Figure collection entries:
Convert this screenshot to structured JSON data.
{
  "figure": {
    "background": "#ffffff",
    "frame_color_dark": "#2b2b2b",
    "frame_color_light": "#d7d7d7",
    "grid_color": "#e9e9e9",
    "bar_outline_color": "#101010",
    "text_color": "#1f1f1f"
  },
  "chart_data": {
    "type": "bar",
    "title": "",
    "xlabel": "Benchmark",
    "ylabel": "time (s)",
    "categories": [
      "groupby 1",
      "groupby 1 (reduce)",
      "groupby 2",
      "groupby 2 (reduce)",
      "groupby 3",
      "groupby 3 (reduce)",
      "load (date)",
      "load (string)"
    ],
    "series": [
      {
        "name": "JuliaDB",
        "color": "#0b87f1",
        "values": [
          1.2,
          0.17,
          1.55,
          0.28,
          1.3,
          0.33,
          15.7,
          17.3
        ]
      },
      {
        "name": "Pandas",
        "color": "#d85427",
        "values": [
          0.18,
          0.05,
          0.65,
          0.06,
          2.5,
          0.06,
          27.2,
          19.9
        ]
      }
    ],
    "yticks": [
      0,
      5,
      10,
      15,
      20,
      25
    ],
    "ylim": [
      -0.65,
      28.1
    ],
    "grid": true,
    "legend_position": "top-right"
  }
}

▸ **Task statement**
Write out every entry exactly as given.

▸ **Exercise output**
Convert this screenshot to structured JSON data.
{
  "figure": {
    "background": "#ffffff",
    "frame_color_dark": "#2b2b2b",
    "frame_color_light": "#d7d7d7",
    "grid_color": "#e9e9e9",
    "bar_outline_color": "#101010",
    "text_color": "#1f1f1f"
  },
  "chart_data": {
    "type": "bar",
    "title": "",
    "xlabel": "Benchmark",
    "ylabel": "time (s)",
    "categories": [
      "groupby 1",
      "groupby 1 (reduce)",
      "groupby 2",
      "groupby 2 (reduce)",
      "groupby 3",
      "groupby 3 (reduce)",
      "load (date)",
      "load (string)"
    ],
    "series": [
      {
        "name": "JuliaDB",
        "color": "#0b87f1",
        "values": [
          1.2,
          0.17,
          1.55,
          0.28,
          1.3,
          0.33,
          15.7,
          17.3
        ]
      },
      {
        "name": "Pandas",
        "color": "#d85427",
        "values": [
          0.18,
          0.05,
          0.65,
          0.06,
          2.5,
          0.06,
          27.2,
          19.9
        ]
      }
    ],
    "yticks": [
      0,
      5,
      10,
      15,
      20,
      25
    ],
    "ylim": [
      -0.65,
      28.1
    ],
    "grid": true,
    "legend_position": "top-right"
  }
}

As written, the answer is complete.